(Stored entries)
-------------------------
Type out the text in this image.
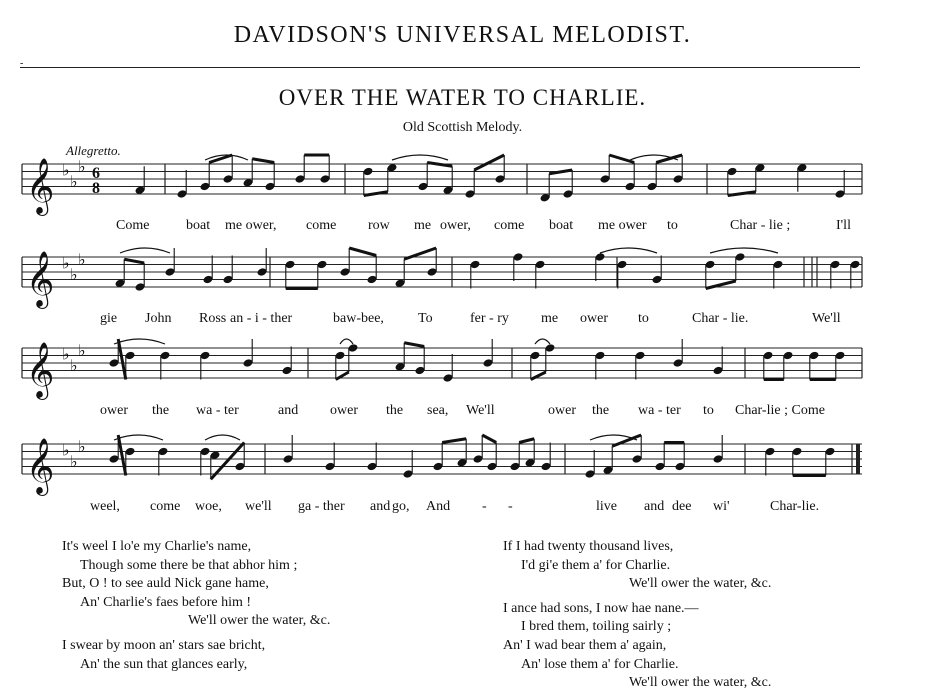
DAVIDSON'S UNIVERSAL MELODIST.
-
OVER THE WATER TO CHARLIE.
Old Scottish Melody.
Allegretto.
𝄞 ♭
♭
♭ 6
8
𝄞 ♭
♭
♭
𝄞 ♭
♭
♭
𝄞 ♭
♭
♭
Come	boat me ower, come row me ower, come boat me ower to	Char - lie ;	I'll
gie John Ross an - i - ther	baw-bee, To	fer - ry me ower to	Char - lie.	We'll
ower the wa - ter	and ower the sea, We'll	ower the wa - ter to Char-lie ; Come
weel, come woe, we'll ga - ther and go, And - -	live and dee wi'	Char-lie.
It's weel I lo'e my Charlie's name,
Though some there be that abhor him ;
But, O ! to see auld Nick gane hame,
An' Charlie's faes before him !
We'll ower the water, &c.
I swear by moon an' stars sae bricht,
An' the sun that glances early,
If I had twenty thousand lives,
I'd gi'e them a' for Charlie.
We'll ower the water, &c.
I ance had sons, I now hae nane.—
I bred them, toiling sairly ;
An' I wad bear them a' again,
An' lose them a' for Charlie.
We'll ower the water, &c.
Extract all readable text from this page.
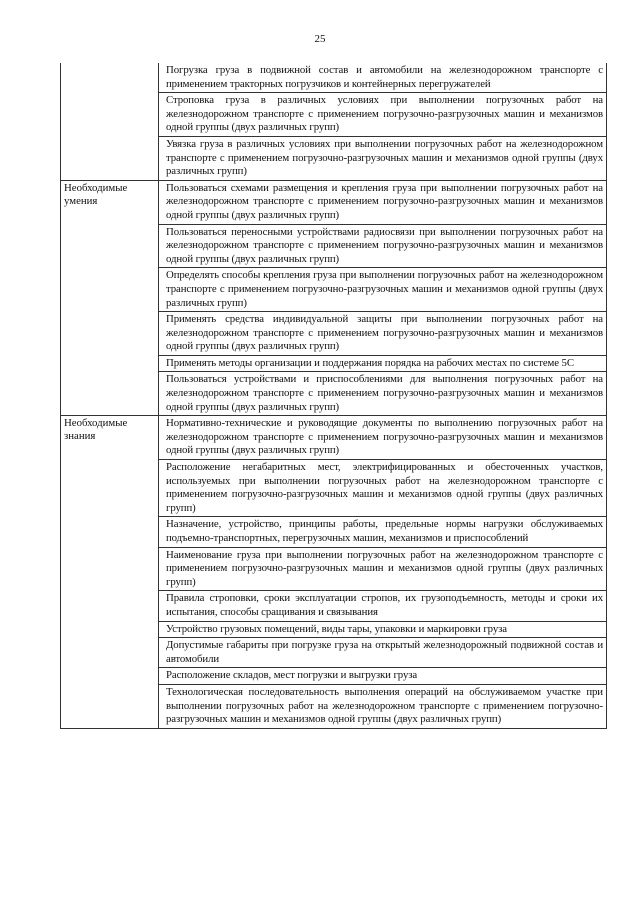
25
Погрузка груза в подвижной состав и автомобили на железнодорожном транспорте с применением тракторных погрузчиков и контейнерных перегружателей
Строповка груза в различных условиях при выполнении погрузочных работ на железнодорожном транспорте с применением погрузочно-разгрузочных машин и механизмов одной группы (двух различных групп)
Увязка груза в различных условиях при выполнении погрузочных работ на железнодорожном транспорте с применением погрузочно-разгрузочных машин и механизмов одной группы (двух различных групп)
Необходимые умения
Пользоваться схемами размещения и крепления груза при выполнении погрузочных работ на железнодорожном транспорте с применением погрузочно-разгрузочных машин и механизмов одной группы (двух различных групп)
Пользоваться переносными устройствами радиосвязи при выполнении погрузочных работ на железнодорожном транспорте с применением погрузочно-разгрузочных машин и механизмов одной группы (двух различных групп)
Определять способы крепления груза при выполнении погрузочных работ на железнодорожном транспорте с применением погрузочно-разгрузочных машин и механизмов одной группы (двух различных групп)
Применять средства индивидуальной защиты при выполнении погрузочных работ на железнодорожном транспорте с применением погрузочно-разгрузочных машин и механизмов одной группы (двух различных групп)
Применять методы организации и поддержания порядка на рабочих местах по системе 5С
Пользоваться устройствами и приспособлениями для выполнения погрузочных работ на железнодорожном транспорте с применением погрузочно-разгрузочных машин и механизмов одной группы (двух различных групп)
Необходимые знания
Нормативно-технические и руководящие документы по выполнению погрузочных работ на железнодорожном транспорте с применением погрузочно-разгрузочных машин и механизмов одной группы (двух различных групп)
Расположение негабаритных мест, электрифицированных и обесточенных участков, используемых при выполнении погрузочных работ на железнодорожном транспорте с применением погрузочно-разгрузочных машин и механизмов одной группы (двух различных групп)
Назначение, устройство, принципы работы, предельные нормы нагрузки обслуживаемых подъемно-транспортных, перегрузочных машин, механизмов и приспособлений
Наименование груза при выполнении погрузочных работ на железнодорожном транспорте с применением погрузочно-разгрузочных машин и механизмов одной группы (двух различных групп)
Правила строповки, сроки эксплуатации стропов, их грузоподъемность, методы и сроки их испытания, способы сращивания и связывания
Устройство грузовых помещений, виды тары, упаковки и маркировки груза
Допустимые габариты при погрузке груза на открытый железнодорожный подвижной состав и автомобили
Расположение складов, мест погрузки и выгрузки груза
Технологическая последовательность выполнения операций на обслуживаемом участке при выполнении погрузочных работ на железнодорожном транспорте с применением погрузочно-разгрузочных машин и механизмов одной группы (двух различных групп)
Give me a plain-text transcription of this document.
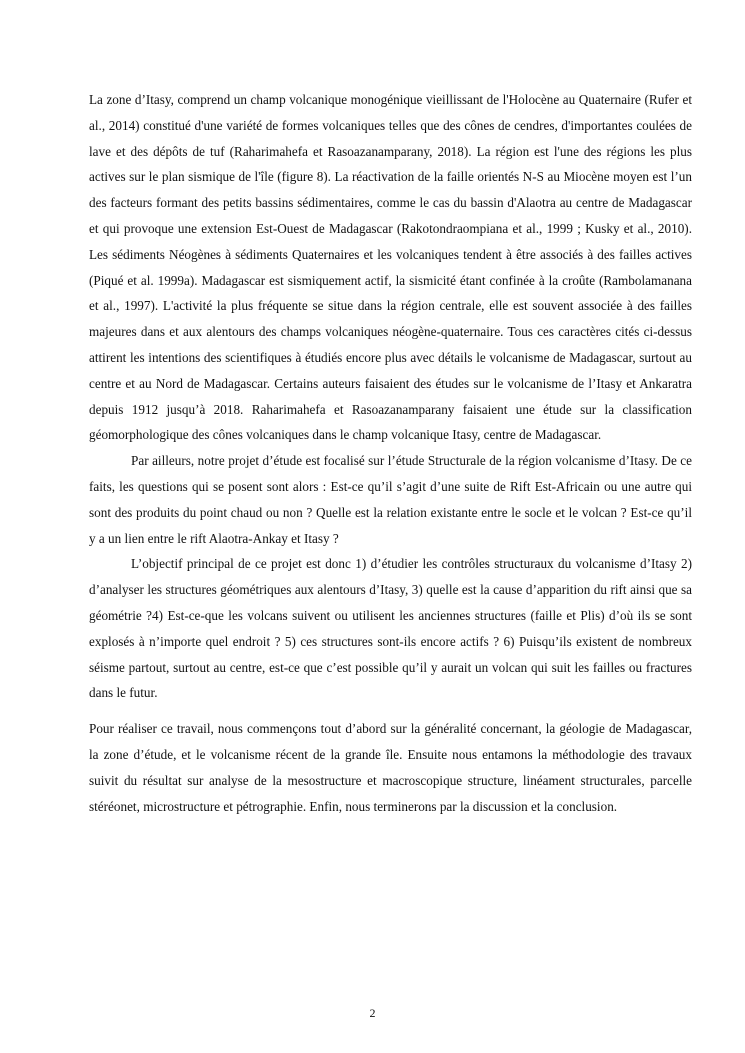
La zone d’Itasy, comprend un champ volcanique monogénique vieillissant de l'Holocène au Quaternaire (Rufer et al., 2014) constitué d'une variété de formes volcaniques telles que des cônes de cendres, d'importantes coulées de lave et des dépôts de tuf (Raharimahefa et Rasoazanamparany, 2018). La région est l'une des régions les plus actives sur le plan sismique de l'île (figure 8). La réactivation de la faille orientés N-S au Miocène moyen est l’un des facteurs formant des petits bassins sédimentaires, comme le cas du bassin d'Alaotra au centre de Madagascar et qui provoque une extension Est-Ouest de Madagascar (Rakotondraompiana et al., 1999 ; Kusky et al., 2010). Les sédiments Néogènes à sédiments Quaternaires et les volcaniques tendent à être associés à des failles actives (Piqué et al. 1999a). Madagascar est sismiquement actif, la sismicité étant confinée à la croûte (Rambolamanana et al., 1997). L'activité la plus fréquente se situe dans la région centrale, elle est souvent associée à des failles majeures dans et aux alentours des champs volcaniques néogène-quaternaire. Tous ces caractères cités ci-dessus attirent les intentions des scientifiques à étudiés encore plus avec détails le volcanisme de Madagascar, surtout au centre et au Nord de Madagascar. Certains auteurs faisaient des études sur le volcanisme de l’Itasy et Ankaratra depuis 1912 jusqu’à 2018. Raharimahefa et Rasoazanamparany faisaient une étude sur la classification géomorphologique des cônes volcaniques dans le champ volcanique Itasy, centre de Madagascar.

Par ailleurs, notre projet d’étude est focalisé sur l’étude Structurale de la région volcanisme d’Itasy. De ce faits, les questions qui se posent sont alors : Est-ce qu’il s’agit d’une suite de Rift Est-Africain ou une autre qui sont des produits du point chaud ou non ? Quelle est la relation existante entre le socle et le volcan ? Est-ce qu’il y a un lien entre le rift Alaotra-Ankay et Itasy ?

L’objectif principal de ce projet est donc 1) d’étudier les contrôles structuraux du volcanisme d’Itasy 2) d’analyser les structures géométriques aux alentours d’Itasy, 3) quelle est la cause d’apparition du rift ainsi que sa géométrie ?4) Est-ce-que les volcans suivent ou utilisent les anciennes structures (faille et Plis) d’où ils se sont explosés à n’importe quel endroit ? 5) ces structures sont-ils encore actifs ? 6) Puisqu’ils existent de nombreux séisme partout, surtout au centre, est-ce que c’est possible qu’il y aurait un volcan qui suit les failles ou fractures dans le futur.

Pour réaliser ce travail, nous commençons tout d’abord sur la généralité concernant, la géologie de Madagascar, la zone d’étude, et le volcanisme récent de la grande île. Ensuite nous entamons la méthodologie des travaux suivit du résultat sur analyse de la mesostructure et macroscopique structure, linéament structurales, parcelle stéréonet, microstructure et pétrographie. Enfin, nous terminerons par la discussion et la conclusion.

2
-------------------------
_Objective_: Scan the data above and copy every line with "устройствами" in it.

_Written response_:
Пользоваться переносными устройствами радиосвязи при выполнении погрузочных работ на железнодорожном транспорте с применением погрузочно-разгрузочных машин и механизмов одной группы (двух различных групп)
Пользоваться устройствами и приспособлениями для выполнения погрузочных работ на железнодорожном транспорте с применением погрузочно-разгрузочных машин и механизмов одной группы (двух различных групп)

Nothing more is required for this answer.